> Directions for this task: What follows is a set of entries. Repeat them exactly, but not their pictures.

> Material provided:
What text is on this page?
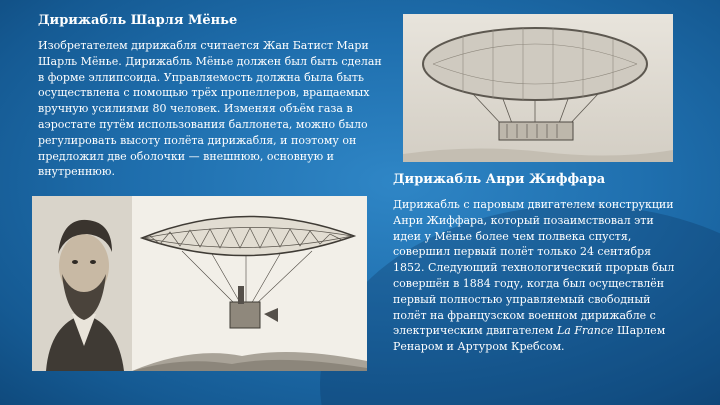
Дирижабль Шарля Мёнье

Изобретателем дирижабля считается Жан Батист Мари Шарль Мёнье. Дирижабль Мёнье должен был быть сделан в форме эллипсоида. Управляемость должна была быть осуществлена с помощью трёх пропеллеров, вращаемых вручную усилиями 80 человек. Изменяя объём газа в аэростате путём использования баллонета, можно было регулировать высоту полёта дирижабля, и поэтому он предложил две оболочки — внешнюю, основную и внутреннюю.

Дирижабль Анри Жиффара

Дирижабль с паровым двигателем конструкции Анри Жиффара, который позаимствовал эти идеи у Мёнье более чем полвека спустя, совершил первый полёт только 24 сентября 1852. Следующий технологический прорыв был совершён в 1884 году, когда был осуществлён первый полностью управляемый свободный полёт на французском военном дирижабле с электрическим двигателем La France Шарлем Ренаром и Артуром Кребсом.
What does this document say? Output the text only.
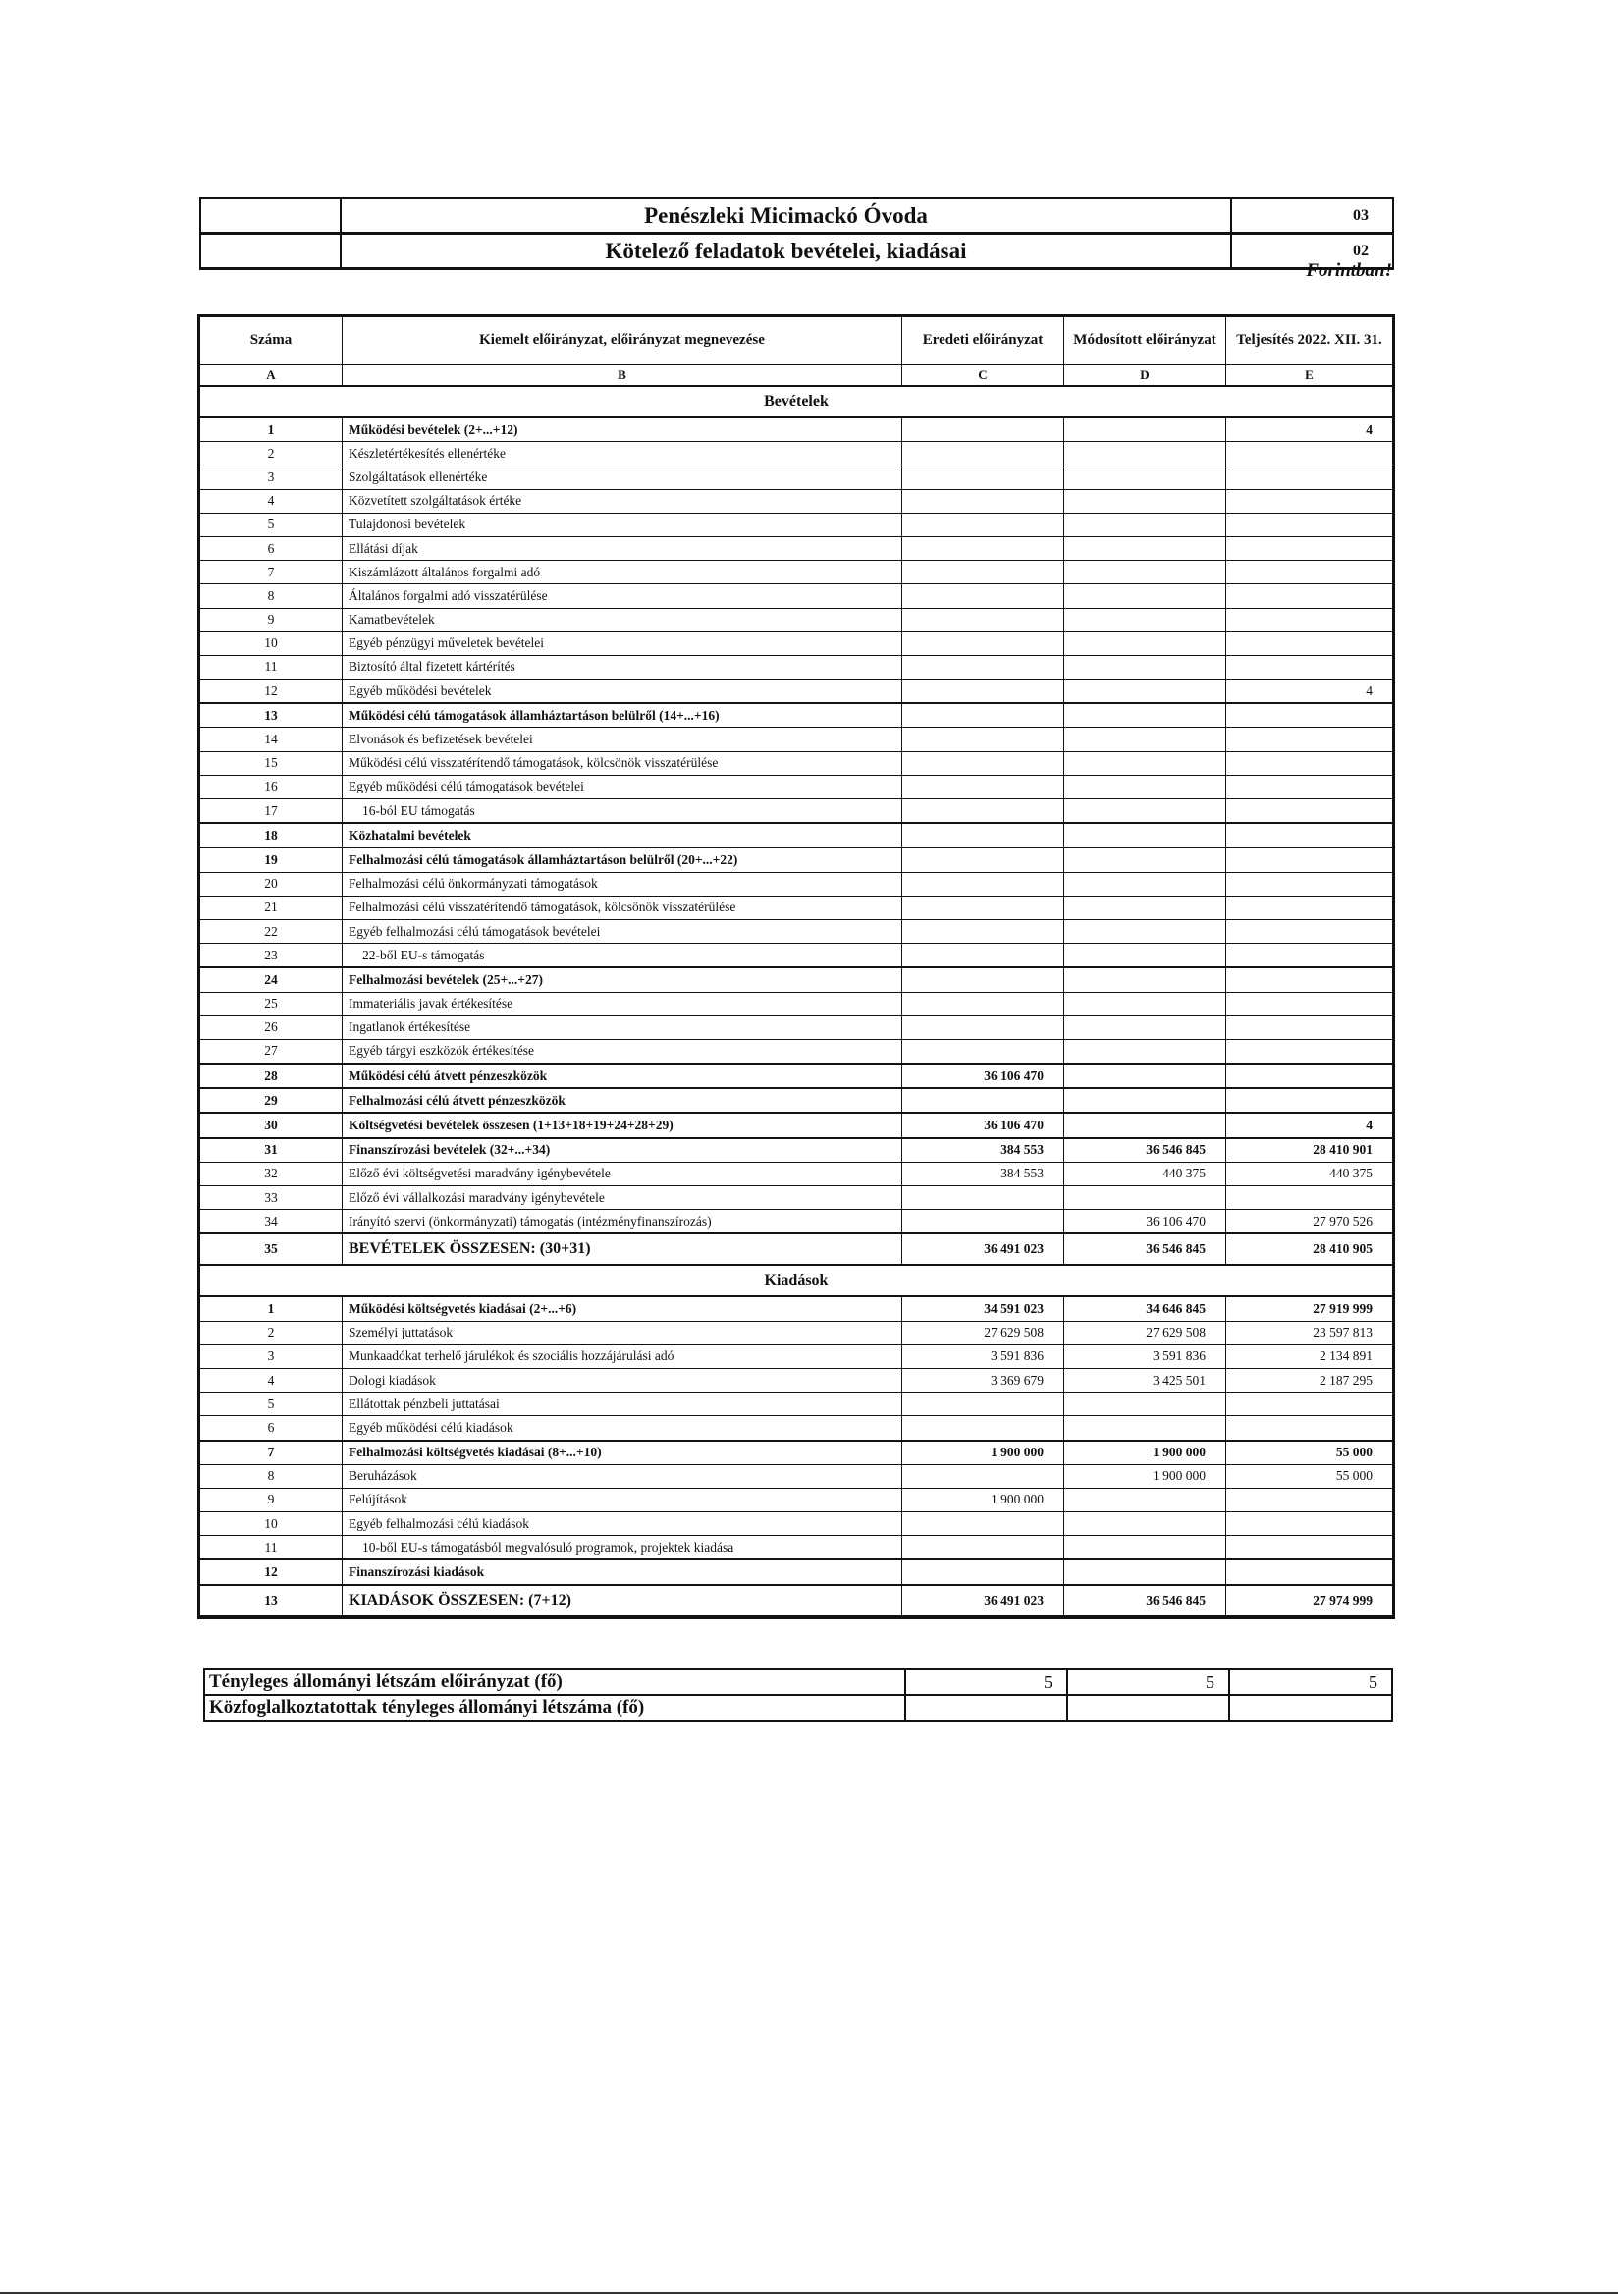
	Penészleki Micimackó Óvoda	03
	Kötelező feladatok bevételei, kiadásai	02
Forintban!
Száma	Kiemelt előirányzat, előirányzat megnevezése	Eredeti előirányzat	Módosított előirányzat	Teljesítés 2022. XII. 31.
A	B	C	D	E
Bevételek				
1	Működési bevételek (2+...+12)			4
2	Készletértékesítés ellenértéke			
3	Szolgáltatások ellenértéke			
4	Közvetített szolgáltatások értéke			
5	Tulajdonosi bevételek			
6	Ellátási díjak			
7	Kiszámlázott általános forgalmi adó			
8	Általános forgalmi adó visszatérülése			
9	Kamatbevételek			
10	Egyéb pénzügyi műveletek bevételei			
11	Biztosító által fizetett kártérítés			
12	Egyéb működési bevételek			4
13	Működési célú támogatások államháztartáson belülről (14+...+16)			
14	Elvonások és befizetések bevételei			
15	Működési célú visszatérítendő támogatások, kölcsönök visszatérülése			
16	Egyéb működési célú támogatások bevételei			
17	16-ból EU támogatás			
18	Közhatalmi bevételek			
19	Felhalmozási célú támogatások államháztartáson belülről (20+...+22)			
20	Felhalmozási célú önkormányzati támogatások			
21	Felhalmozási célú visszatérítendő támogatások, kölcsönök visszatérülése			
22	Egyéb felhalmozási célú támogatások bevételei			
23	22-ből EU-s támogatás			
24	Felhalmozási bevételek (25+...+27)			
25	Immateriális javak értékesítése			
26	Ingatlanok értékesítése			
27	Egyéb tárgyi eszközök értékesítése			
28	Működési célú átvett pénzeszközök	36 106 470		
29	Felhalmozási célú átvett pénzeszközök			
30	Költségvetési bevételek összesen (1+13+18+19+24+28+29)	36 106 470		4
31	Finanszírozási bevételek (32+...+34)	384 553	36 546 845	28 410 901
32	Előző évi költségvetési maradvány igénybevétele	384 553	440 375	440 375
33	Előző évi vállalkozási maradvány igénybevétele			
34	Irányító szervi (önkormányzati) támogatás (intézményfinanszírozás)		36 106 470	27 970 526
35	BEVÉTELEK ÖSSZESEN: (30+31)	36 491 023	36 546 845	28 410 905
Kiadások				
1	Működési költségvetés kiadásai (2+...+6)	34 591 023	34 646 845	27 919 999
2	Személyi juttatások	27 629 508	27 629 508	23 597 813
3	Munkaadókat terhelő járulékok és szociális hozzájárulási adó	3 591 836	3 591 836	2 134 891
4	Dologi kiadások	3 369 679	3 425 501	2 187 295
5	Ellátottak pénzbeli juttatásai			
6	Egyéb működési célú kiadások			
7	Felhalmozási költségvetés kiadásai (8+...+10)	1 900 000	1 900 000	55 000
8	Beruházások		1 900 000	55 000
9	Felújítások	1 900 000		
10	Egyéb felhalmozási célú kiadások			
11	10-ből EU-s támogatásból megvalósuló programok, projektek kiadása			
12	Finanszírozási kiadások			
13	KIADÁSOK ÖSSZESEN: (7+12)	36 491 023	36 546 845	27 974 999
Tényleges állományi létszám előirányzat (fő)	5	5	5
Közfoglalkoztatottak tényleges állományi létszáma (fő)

> Solved problem:
What text is on this page?
Дирижабль Шарля Мёнье

Изобретателем дирижабля считается Жан Батист Мари Шарль Мёнье. Дирижабль Мёнье должен был быть сделан в форме эллипсоида. Управляемость должна была быть осуществлена с помощью трёх пропеллеров, вращаемых вручную усилиями 80 человек. Изменяя объём газа в аэростате путём использования баллонета, можно было регулировать высоту полёта дирижабля, и поэтому он предложил две оболочки — внешнюю, основную и внутреннюю.

Дирижабль Анри Жиффара

Дирижабль с паровым двигателем конструкции Анри Жиффара, который позаимствовал эти идеи у Мёнье более чем полвека спустя, совершил первый полёт только 24 сентября 1852. Следующий технологический прорыв был совершён в 1884 году, когда был осуществлён первый полностью управляемый свободный полёт на французском военном дирижабле с электрическим двигателем La France Шарлем Ренаром и Артуром Кребсом.
What does this document say? Output the text only.
	Penészleki Micimackó Óvoda	03
	Kötelező feladatok bevételei, kiadásai	02
Forintban!
Száma	Kiemelt előirányzat, előirányzat megnevezése	Eredeti előirányzat	Módosított előirányzat	Teljesítés 2022. XII. 31.
A	B	C	D	E
Bevételek				
1	Működési bevételek (2+...+12)			4
2	Készletértékesítés ellenértéke			
3	Szolgáltatások ellenértéke			
4	Közvetített szolgáltatások értéke			
5	Tulajdonosi bevételek			
6	Ellátási díjak			
7	Kiszámlázott általános forgalmi adó			
8	Általános forgalmi adó visszatérülése			
9	Kamatbevételek			
10	Egyéb pénzügyi műveletek bevételei			
11	Biztosító által fizetett kártérítés			
12	Egyéb működési bevételek			4
13	Működési célú támogatások államháztartáson belülről (14+...+16)			
14	Elvonások és befizetések bevételei			
15	Működési célú visszatérítendő támogatások, kölcsönök visszatérülése			
16	Egyéb működési célú támogatások bevételei			
17	16-ból EU támogatás			
18	Közhatalmi bevételek			
19	Felhalmozási célú támogatások államháztartáson belülről (20+...+22)			
20	Felhalmozási célú önkormányzati támogatások			
21	Felhalmozási célú visszatérítendő támogatások, kölcsönök visszatérülése			
22	Egyéb felhalmozási célú támogatások bevételei			
23	22-ből EU-s támogatás			
24	Felhalmozási bevételek (25+...+27)			
25	Immateriális javak értékesítése			
26	Ingatlanok értékesítése			
27	Egyéb tárgyi eszközök értékesítése			
28	Működési célú átvett pénzeszközök	36 106 470		
29	Felhalmozási célú átvett pénzeszközök			
30	Költségvetési bevételek összesen (1+13+18+19+24+28+29)	36 106 470		4
31	Finanszírozási bevételek (32+...+34)	384 553	36 546 845	28 410 901
32	Előző évi költségvetési maradvány igénybevétele	384 553	440 375	440 375
33	Előző évi vállalkozási maradvány igénybevétele			
34	Irányító szervi (önkormányzati) támogatás (intézményfinanszírozás)		36 106 470	27 970 526
35	BEVÉTELEK ÖSSZESEN: (30+31)	36 491 023	36 546 845	28 410 905
Kiadások				
1	Működési költségvetés kiadásai (2+...+6)	34 591 023	34 646 845	27 919 999
2	Személyi juttatások	27 629 508	27 629 508	23 597 813
3	Munkaadókat terhelő járulékok és szociális hozzájárulási adó	3 591 836	3 591 836	2 134 891
4	Dologi kiadások	3 369 679	3 425 501	2 187 295
5	Ellátottak pénzbeli juttatásai			
6	Egyéb működési célú kiadások			
7	Felhalmozási költségvetés kiadásai (8+...+10)	1 900 000	1 900 000	55 000
8	Beruházások		1 900 000	55 000
9	Felújítások	1 900 000		
10	Egyéb felhalmozási célú kiadások			
11	10-ből EU-s támogatásból megvalósuló programok, projektek kiadása			
12	Finanszírozási kiadások			
13	KIADÁSOK ÖSSZESEN: (7+12)	36 491 023	36 546 845	27 974 999
Tényleges állományi létszám előirányzat (fő)	5	5	5
Közfoglalkoztatottak tényleges állományi létszáma (fő)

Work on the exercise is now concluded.